[start Raw data]

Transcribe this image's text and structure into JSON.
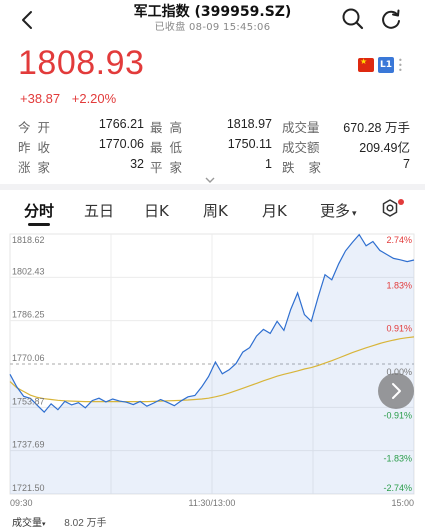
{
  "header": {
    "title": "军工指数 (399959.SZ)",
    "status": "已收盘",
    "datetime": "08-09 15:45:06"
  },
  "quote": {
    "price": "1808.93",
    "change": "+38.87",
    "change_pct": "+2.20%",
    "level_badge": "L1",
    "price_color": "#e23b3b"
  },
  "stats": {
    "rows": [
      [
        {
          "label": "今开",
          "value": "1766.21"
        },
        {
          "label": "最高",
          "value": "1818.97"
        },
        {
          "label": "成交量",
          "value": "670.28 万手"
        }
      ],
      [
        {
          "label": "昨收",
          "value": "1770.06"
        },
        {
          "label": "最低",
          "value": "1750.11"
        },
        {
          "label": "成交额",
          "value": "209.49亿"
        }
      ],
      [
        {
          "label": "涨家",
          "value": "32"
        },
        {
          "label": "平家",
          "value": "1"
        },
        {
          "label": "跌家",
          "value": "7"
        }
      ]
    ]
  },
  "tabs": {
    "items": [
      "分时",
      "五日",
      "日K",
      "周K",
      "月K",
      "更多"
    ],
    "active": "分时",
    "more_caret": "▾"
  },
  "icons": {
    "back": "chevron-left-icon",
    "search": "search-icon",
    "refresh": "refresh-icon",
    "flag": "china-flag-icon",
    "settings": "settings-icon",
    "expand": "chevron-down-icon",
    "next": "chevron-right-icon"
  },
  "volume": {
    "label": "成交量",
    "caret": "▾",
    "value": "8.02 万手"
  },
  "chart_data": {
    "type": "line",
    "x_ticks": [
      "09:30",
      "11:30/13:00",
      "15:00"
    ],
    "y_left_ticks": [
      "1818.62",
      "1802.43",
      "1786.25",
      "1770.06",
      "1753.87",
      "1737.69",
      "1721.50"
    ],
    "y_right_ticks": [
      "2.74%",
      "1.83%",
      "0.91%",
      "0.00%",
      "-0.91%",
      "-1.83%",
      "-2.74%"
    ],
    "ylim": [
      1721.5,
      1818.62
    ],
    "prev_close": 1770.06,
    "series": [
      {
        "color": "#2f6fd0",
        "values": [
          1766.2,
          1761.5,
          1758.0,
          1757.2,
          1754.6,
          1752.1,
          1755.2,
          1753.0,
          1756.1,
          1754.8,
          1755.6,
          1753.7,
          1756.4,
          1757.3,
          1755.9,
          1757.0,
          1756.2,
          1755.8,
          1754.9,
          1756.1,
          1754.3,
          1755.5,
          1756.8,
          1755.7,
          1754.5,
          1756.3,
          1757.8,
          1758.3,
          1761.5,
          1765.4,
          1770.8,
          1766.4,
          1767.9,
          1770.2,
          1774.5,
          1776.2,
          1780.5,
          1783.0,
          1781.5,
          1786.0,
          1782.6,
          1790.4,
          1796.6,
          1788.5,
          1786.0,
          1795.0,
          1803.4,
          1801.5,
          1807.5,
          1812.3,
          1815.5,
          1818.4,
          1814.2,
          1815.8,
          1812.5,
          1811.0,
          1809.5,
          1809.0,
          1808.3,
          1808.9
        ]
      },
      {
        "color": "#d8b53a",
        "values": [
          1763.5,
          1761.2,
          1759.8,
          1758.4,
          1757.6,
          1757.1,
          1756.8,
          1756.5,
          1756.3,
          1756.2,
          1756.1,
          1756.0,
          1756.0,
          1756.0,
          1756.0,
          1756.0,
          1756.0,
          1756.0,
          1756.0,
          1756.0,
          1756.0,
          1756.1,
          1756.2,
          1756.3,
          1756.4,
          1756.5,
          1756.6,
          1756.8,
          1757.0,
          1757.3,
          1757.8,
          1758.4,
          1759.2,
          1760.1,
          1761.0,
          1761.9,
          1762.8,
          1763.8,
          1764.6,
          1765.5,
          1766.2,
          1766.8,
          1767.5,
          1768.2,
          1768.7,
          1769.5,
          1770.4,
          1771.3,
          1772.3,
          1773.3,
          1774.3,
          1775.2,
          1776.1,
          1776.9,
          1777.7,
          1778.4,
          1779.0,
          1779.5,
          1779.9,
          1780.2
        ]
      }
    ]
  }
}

[end Raw data]

What you should do - Leave out the pictures and output every record above precisely as given.

Full answer -
Transcribe this image's text and structure into JSON.
{
  "header": {
    "title": "军工指数 (399959.SZ)",
    "status": "已收盘",
    "datetime": "08-09 15:45:06"
  },
  "quote": {
    "price": "1808.93",
    "change": "+38.87",
    "change_pct": "+2.20%",
    "level_badge": "L1",
    "price_color": "#e23b3b"
  },
  "stats": {
    "rows": [
      [
        {
          "label": "今开",
          "value": "1766.21"
        },
        {
          "label": "最高",
          "value": "1818.97"
        },
        {
          "label": "成交量",
          "value": "670.28 万手"
        }
      ],
      [
        {
          "label": "昨收",
          "value": "1770.06"
        },
        {
          "label": "最低",
          "value": "1750.11"
        },
        {
          "label": "成交额",
          "value": "209.49亿"
        }
      ],
      [
        {
          "label": "涨家",
          "value": "32"
        },
        {
          "label": "平家",
          "value": "1"
        },
        {
          "label": "跌家",
          "value": "7"
        }
      ]
    ]
  },
  "tabs": {
    "items": [
      "分时",
      "五日",
      "日K",
      "周K",
      "月K",
      "更多"
    ],
    "active": "分时",
    "more_caret": "▾"
  },
  "icons": {
    "back": "chevron-left-icon",
    "search": "search-icon",
    "refresh": "refresh-icon",
    "flag": "china-flag-icon",
    "settings": "settings-icon",
    "expand": "chevron-down-icon",
    "next": "chevron-right-icon"
  },
  "volume": {
    "label": "成交量",
    "caret": "▾",
    "value": "8.02 万手"
  },
  "chart_data": {
    "type": "line",
    "x_ticks": [
      "09:30",
      "11:30/13:00",
      "15:00"
    ],
    "y_left_ticks": [
      "1818.62",
      "1802.43",
      "1786.25",
      "1770.06",
      "1753.87",
      "1737.69",
      "1721.50"
    ],
    "y_right_ticks": [
      "2.74%",
      "1.83%",
      "0.91%",
      "0.00%",
      "-0.91%",
      "-1.83%",
      "-2.74%"
    ],
    "ylim": [
      1721.5,
      1818.62
    ],
    "prev_close": 1770.06,
    "series": [
      {
        "color": "#2f6fd0",
        "values": [
          1766.2,
          1761.5,
          1758.0,
          1757.2,
          1754.6,
          1752.1,
          1755.2,
          1753.0,
          1756.1,
          1754.8,
          1755.6,
          1753.7,
          1756.4,
          1757.3,
          1755.9,
          1757.0,
          1756.2,
          1755.8,
          1754.9,
          1756.1,
          1754.3,
          1755.5,
          1756.8,
          1755.7,
          1754.5,
          1756.3,
          1757.8,
          1758.3,
          1761.5,
          1765.4,
          1770.8,
          1766.4,
          1767.9,
          1770.2,
          1774.5,
          1776.2,
          1780.5,
          1783.0,
          1781.5,
          1786.0,
          1782.6,
          1790.4,
          1796.6,
          1788.5,
          1786.0,
          1795.0,
          1803.4,
          1801.5,
          1807.5,
          1812.3,
          1815.5,
          1818.4,
          1814.2,
          1815.8,
          1812.5,
          1811.0,
          1809.5,
          1809.0,
          1808.3,
          1808.9
        ]
      },
      {
        "color": "#d8b53a",
        "values": [
          1763.5,
          1761.2,
          1759.8,
          1758.4,
          1757.6,
          1757.1,
          1756.8,
          1756.5,
          1756.3,
          1756.2,
          1756.1,
          1756.0,
          1756.0,
          1756.0,
          1756.0,
          1756.0,
          1756.0,
          1756.0,
          1756.0,
          1756.0,
          1756.0,
          1756.1,
          1756.2,
          1756.3,
          1756.4,
          1756.5,
          1756.6,
          1756.8,
          1757.0,
          1757.3,
          1757.8,
          1758.4,
          1759.2,
          1760.1,
          1761.0,
          1761.9,
          1762.8,
          1763.8,
          1764.6,
          1765.5,
          1766.2,
          1766.8,
          1767.5,
          1768.2,
          1768.7,
          1769.5,
          1770.4,
          1771.3,
          1772.3,
          1773.3,
          1774.3,
          1775.2,
          1776.1,
          1776.9,
          1777.7,
          1778.4,
          1779.0,
          1779.5,
          1779.9,
          1780.2
        ]
      }
    ]
  }
}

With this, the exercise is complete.